Data in this exercise:
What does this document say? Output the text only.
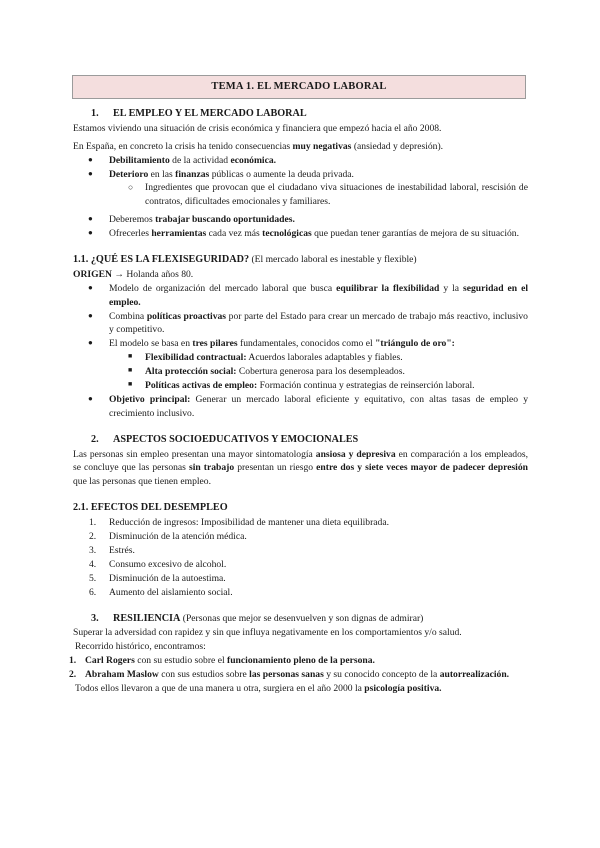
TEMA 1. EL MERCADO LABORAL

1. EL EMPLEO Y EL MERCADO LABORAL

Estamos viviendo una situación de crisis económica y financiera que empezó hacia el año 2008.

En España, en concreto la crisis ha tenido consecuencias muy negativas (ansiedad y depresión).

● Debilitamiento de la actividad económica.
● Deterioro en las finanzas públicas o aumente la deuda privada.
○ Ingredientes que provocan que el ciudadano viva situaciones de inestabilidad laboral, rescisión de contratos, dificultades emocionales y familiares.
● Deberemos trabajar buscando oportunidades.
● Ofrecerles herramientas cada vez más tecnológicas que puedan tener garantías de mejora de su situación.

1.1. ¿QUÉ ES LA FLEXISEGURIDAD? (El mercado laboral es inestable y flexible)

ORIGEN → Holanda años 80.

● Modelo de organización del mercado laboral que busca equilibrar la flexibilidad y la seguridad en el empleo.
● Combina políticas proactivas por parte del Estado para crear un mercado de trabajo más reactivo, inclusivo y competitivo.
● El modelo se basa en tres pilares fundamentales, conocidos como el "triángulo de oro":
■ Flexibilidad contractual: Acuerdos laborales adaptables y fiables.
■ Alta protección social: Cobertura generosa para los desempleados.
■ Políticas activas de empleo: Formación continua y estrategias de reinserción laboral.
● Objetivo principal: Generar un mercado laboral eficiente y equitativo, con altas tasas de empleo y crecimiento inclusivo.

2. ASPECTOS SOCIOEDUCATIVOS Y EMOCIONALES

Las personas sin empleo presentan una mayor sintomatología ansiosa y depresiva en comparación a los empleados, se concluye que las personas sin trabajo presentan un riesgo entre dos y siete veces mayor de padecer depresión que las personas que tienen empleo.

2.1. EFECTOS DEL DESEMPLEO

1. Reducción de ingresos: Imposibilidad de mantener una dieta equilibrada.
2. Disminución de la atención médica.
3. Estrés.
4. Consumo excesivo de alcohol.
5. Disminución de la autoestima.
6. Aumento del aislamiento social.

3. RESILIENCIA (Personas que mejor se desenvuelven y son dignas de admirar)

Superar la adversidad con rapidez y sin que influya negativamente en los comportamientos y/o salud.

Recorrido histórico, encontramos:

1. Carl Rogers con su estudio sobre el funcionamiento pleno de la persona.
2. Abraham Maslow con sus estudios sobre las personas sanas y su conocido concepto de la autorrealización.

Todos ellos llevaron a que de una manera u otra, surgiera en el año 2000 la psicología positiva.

What to produce:
Find how many lines in the listing contain the word "crisis" and give that count alone.

Answer to this exercise:
2